#### GOAL
Gather every line that includes the word "this", please.

#### MATERIAL PROVIDED
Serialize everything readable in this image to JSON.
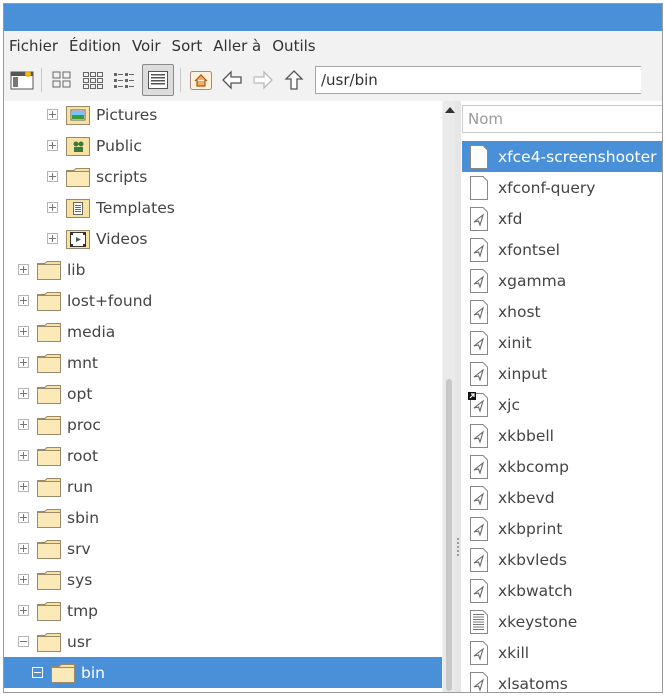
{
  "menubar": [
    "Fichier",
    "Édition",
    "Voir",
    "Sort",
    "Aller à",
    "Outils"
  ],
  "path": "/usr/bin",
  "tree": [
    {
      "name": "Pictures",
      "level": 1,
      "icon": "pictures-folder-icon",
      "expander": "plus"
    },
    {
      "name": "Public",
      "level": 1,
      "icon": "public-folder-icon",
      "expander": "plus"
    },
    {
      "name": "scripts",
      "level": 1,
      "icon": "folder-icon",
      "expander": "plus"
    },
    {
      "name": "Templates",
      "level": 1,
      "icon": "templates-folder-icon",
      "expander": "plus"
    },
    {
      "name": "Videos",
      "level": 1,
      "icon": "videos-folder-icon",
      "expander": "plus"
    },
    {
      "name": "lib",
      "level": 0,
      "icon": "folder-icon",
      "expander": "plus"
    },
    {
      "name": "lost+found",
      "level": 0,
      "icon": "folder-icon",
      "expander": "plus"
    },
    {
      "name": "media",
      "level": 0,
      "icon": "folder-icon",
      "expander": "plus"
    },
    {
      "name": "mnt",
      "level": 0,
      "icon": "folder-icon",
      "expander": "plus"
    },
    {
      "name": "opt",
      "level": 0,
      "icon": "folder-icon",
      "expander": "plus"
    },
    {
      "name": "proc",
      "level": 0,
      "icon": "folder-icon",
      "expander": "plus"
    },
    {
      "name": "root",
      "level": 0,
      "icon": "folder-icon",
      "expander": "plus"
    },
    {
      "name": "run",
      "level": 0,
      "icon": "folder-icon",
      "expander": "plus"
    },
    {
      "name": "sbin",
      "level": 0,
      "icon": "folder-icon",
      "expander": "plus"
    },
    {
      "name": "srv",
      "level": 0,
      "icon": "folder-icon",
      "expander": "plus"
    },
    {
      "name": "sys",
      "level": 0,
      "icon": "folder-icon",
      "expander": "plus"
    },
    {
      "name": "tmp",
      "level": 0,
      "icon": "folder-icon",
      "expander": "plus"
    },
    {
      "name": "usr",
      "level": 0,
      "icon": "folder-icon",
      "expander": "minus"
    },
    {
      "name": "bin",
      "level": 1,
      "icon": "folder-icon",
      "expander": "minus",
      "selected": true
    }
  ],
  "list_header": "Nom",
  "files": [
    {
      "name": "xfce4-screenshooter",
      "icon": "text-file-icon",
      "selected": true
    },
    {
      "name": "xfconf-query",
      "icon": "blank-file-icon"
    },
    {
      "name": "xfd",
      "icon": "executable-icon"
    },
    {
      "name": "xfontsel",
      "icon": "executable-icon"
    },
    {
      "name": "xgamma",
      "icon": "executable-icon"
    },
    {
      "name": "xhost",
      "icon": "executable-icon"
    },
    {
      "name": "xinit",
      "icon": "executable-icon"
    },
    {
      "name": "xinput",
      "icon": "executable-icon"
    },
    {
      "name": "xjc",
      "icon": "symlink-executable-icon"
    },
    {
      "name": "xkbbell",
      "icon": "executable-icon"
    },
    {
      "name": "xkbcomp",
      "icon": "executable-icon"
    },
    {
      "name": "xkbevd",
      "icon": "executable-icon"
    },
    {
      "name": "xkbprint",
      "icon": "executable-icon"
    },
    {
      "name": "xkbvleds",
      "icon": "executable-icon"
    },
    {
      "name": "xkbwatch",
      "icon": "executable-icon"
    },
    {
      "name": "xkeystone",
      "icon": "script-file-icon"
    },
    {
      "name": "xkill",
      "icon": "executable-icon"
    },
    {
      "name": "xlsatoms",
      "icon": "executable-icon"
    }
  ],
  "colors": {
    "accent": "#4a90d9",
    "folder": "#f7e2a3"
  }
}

--

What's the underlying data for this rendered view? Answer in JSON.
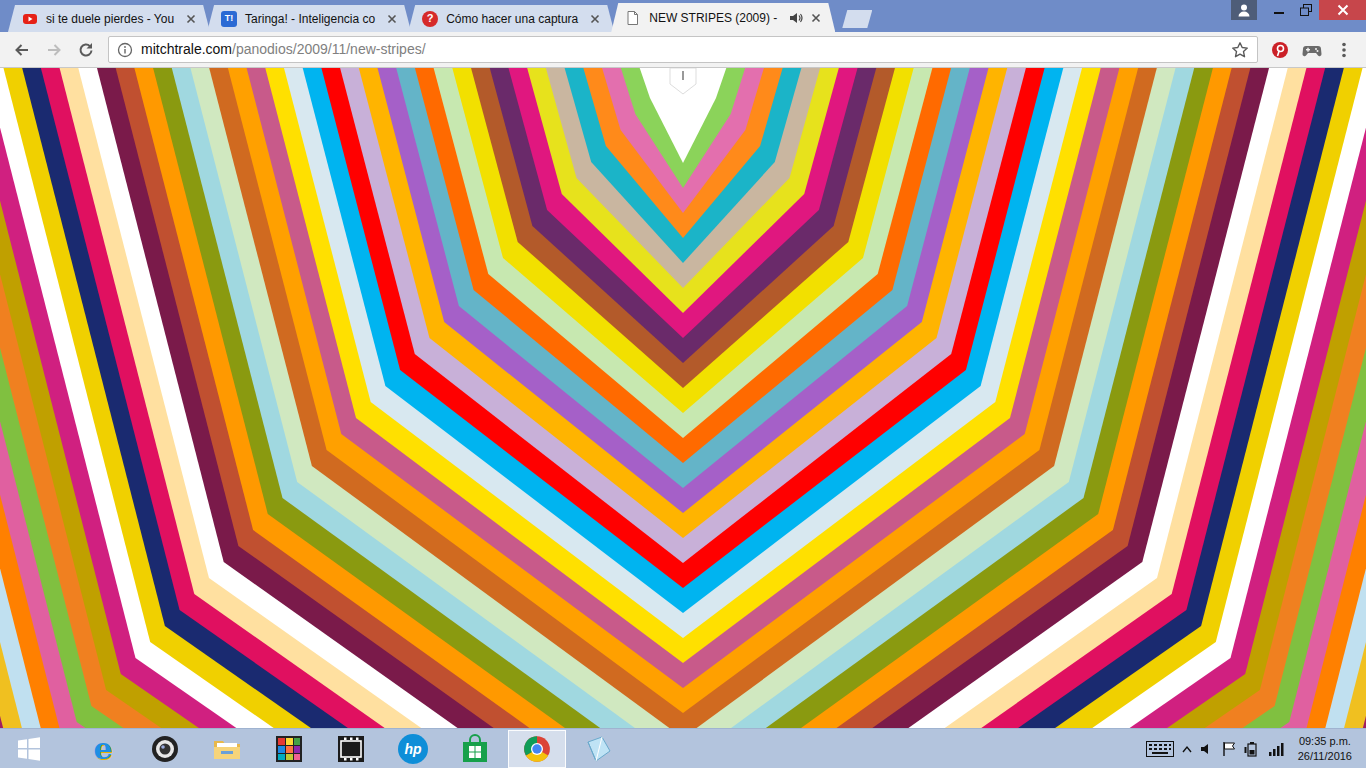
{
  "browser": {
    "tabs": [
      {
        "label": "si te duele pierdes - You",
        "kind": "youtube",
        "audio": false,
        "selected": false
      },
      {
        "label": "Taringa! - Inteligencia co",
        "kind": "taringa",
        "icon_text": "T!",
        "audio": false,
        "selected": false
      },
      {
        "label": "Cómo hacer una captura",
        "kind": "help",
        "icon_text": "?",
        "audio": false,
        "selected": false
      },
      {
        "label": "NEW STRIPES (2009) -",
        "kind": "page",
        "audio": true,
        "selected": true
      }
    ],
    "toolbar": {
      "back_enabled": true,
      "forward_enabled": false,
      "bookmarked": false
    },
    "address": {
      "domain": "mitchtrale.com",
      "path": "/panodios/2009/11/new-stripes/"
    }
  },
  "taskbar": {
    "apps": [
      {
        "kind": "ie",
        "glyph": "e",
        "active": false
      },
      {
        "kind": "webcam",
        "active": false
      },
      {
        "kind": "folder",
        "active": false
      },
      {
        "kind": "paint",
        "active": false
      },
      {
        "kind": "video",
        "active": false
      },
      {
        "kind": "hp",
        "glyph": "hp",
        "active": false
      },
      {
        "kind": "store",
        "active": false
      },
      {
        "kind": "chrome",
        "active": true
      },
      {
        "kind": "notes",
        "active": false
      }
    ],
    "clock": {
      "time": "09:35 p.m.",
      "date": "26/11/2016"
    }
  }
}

#### SOLUTION TO THE EXERCISE
Serialize everything readable in this image to JSON.
What's the underlying data for this rendered view? Answer in JSON.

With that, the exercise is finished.